> **Given request**
Scan the data below for the string "British". Copy every line where it appears.

◇ ◇ ◇ ◇

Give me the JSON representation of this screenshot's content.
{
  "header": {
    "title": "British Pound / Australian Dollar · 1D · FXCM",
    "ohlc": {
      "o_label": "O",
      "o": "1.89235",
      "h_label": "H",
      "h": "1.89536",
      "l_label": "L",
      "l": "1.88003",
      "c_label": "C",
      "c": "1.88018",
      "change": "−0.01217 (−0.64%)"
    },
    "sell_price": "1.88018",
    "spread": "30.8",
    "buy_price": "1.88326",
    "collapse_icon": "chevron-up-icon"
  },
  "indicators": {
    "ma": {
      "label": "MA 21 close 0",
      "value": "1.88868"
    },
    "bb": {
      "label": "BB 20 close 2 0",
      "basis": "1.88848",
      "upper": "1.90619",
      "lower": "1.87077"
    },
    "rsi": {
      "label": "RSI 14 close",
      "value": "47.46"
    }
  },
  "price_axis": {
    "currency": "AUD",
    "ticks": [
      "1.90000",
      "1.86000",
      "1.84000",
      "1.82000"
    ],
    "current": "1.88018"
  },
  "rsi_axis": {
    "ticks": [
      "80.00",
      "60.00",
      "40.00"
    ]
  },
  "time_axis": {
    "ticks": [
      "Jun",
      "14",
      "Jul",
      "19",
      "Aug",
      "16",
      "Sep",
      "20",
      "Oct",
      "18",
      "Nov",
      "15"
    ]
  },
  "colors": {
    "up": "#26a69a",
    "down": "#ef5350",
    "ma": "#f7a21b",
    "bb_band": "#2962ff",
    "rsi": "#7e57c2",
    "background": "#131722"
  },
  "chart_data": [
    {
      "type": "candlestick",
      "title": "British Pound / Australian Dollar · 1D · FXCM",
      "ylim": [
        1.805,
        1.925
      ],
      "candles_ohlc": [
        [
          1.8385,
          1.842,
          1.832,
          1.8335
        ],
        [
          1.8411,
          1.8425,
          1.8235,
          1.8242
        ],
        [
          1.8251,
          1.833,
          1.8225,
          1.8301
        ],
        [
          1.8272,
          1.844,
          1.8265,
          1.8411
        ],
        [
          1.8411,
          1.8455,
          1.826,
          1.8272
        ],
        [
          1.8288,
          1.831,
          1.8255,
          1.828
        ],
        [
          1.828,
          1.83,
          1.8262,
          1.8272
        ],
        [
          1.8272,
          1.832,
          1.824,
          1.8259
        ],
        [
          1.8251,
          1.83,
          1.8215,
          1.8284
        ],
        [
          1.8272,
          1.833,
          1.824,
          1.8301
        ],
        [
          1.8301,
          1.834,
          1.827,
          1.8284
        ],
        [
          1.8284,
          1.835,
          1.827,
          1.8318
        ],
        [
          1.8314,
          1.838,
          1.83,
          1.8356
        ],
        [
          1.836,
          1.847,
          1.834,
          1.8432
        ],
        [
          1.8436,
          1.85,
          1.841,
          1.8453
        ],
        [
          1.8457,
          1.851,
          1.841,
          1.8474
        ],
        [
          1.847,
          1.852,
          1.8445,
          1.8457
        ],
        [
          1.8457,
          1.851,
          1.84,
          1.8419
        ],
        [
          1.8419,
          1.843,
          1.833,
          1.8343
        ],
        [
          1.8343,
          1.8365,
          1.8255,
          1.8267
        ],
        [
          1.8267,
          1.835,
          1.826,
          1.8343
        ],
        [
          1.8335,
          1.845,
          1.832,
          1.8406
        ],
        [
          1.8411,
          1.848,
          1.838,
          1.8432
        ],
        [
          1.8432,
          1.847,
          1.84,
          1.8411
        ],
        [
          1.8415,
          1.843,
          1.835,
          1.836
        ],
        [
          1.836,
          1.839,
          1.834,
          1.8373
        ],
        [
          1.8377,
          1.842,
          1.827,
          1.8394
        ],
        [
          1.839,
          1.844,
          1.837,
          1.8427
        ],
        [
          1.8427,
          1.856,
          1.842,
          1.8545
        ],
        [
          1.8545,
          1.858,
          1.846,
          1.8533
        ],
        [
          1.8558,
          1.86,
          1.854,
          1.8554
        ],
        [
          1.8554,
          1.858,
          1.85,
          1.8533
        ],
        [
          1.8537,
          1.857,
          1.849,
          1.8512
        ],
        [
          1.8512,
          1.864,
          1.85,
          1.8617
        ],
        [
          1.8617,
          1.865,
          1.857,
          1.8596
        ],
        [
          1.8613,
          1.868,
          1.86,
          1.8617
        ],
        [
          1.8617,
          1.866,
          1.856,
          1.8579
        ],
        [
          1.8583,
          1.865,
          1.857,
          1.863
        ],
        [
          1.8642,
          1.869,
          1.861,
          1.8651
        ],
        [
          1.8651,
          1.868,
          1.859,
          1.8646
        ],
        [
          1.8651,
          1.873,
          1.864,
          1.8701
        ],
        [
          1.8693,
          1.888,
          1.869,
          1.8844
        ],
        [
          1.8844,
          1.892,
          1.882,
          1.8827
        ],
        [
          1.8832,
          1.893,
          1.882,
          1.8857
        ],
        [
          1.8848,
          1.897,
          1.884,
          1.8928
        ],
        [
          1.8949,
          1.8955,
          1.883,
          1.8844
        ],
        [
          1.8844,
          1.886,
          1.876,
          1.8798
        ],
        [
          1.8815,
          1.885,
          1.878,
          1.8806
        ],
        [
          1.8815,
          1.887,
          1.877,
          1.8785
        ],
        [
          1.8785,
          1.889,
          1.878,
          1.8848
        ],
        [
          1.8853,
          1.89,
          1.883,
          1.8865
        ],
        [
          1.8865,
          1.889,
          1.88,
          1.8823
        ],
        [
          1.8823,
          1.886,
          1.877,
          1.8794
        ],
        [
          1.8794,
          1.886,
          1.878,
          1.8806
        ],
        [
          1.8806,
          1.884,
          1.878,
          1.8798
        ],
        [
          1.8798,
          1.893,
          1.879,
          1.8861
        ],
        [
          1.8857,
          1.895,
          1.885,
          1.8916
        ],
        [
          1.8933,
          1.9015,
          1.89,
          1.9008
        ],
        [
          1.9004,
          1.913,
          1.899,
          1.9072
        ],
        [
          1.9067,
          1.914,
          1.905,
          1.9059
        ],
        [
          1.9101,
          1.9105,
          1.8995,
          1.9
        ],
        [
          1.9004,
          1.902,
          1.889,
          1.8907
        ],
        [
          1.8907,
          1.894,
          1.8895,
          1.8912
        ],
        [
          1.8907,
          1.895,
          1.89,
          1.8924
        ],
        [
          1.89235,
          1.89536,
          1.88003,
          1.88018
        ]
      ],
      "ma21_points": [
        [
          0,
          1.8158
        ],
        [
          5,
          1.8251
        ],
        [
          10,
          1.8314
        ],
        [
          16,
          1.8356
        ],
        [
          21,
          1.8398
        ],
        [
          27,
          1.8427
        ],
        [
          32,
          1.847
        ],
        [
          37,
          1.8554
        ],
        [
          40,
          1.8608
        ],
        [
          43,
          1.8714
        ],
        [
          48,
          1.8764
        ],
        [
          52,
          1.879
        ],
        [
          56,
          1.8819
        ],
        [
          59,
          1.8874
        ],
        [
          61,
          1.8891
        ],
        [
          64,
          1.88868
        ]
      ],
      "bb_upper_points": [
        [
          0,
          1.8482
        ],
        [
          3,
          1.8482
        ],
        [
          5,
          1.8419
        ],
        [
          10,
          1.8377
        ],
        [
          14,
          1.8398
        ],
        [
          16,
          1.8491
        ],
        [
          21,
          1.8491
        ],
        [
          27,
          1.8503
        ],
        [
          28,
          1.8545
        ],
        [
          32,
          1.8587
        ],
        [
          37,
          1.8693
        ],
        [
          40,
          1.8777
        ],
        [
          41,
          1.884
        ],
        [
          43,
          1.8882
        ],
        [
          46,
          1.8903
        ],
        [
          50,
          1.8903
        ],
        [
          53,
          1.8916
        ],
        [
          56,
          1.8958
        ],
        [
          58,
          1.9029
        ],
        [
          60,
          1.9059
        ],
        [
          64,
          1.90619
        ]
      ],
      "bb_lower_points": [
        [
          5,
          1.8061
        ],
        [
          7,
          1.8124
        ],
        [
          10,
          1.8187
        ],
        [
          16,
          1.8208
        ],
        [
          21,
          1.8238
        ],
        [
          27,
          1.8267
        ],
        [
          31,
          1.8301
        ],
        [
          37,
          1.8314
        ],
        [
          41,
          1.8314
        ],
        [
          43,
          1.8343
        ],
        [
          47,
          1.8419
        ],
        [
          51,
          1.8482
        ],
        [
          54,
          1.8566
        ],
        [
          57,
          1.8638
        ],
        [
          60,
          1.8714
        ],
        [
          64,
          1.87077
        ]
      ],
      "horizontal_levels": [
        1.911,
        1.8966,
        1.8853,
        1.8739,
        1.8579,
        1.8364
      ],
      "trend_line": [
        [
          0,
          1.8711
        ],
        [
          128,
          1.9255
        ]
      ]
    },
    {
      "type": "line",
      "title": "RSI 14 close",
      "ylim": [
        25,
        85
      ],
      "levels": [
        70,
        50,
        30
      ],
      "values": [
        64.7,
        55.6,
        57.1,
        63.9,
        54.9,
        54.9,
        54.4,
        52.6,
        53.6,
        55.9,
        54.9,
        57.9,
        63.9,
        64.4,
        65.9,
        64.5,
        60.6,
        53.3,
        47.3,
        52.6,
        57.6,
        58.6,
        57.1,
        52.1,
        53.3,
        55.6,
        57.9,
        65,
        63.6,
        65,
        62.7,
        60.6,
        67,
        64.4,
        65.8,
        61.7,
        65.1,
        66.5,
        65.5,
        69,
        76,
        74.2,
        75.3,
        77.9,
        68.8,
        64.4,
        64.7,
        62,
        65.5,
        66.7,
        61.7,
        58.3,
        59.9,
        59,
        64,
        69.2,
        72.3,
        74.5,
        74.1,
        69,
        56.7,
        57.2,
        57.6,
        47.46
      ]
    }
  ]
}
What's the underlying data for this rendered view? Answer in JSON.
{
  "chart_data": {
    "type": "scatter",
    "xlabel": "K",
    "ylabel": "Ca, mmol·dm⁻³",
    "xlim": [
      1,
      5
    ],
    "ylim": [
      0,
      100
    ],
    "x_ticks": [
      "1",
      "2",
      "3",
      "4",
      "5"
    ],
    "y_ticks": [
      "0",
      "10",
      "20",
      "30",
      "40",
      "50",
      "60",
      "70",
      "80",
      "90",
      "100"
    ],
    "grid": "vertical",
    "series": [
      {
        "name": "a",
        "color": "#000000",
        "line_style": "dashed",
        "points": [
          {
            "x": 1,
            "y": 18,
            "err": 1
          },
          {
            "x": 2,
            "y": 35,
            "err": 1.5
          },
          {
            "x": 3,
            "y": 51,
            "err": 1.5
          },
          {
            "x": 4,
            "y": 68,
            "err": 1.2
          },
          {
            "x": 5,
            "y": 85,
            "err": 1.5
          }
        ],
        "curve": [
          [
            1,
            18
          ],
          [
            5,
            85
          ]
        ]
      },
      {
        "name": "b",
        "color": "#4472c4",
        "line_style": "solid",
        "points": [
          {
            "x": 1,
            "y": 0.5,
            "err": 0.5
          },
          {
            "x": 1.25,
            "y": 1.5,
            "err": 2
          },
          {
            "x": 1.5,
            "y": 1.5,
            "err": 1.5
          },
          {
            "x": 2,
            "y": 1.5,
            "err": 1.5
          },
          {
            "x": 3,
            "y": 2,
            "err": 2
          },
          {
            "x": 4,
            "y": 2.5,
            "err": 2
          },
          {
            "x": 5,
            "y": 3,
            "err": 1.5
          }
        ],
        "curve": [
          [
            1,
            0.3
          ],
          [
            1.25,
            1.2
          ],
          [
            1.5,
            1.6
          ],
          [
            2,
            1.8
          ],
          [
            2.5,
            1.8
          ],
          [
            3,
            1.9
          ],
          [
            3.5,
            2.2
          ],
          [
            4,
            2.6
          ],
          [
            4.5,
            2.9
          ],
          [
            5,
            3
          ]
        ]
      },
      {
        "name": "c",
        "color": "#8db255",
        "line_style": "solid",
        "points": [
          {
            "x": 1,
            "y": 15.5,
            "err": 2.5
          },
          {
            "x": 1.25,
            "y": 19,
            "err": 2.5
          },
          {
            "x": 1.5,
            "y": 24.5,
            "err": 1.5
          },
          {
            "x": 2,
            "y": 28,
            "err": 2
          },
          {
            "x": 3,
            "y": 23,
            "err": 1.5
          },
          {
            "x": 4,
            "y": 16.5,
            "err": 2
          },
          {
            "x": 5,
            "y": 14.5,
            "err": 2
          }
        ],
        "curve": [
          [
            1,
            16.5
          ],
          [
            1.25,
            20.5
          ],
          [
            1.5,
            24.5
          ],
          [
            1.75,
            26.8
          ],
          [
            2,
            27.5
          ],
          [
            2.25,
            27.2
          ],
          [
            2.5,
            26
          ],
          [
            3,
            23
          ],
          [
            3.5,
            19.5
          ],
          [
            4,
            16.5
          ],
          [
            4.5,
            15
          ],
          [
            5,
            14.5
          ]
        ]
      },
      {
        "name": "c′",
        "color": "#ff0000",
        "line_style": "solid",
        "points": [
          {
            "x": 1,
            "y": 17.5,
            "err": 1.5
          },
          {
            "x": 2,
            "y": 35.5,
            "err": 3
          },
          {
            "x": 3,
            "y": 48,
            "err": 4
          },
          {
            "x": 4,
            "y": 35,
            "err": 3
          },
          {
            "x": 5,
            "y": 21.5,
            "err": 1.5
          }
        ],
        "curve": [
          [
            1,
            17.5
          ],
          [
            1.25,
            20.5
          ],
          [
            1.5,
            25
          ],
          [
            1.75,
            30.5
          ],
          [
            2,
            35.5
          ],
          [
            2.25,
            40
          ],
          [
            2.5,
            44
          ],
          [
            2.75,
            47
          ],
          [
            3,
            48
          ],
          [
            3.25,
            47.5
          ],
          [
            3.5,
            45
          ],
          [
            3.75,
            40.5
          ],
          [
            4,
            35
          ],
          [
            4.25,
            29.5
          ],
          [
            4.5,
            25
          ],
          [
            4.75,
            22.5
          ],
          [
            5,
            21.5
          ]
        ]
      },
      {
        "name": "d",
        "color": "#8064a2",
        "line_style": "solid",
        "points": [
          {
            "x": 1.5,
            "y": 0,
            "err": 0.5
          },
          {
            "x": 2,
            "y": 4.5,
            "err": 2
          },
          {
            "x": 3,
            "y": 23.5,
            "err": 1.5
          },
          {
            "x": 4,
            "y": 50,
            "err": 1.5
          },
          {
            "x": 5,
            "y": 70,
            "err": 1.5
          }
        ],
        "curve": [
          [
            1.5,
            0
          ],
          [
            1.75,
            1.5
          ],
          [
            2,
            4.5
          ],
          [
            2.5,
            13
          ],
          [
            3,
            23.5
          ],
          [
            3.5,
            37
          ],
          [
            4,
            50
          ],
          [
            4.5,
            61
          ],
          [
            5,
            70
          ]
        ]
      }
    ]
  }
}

◇ ◇ ◇ ◇

> **Exercise result**
    "title": "British Pound / Australian Dollar · 1D · FXCM",
      "title": "British Pound / Australian Dollar · 1D · FXCM",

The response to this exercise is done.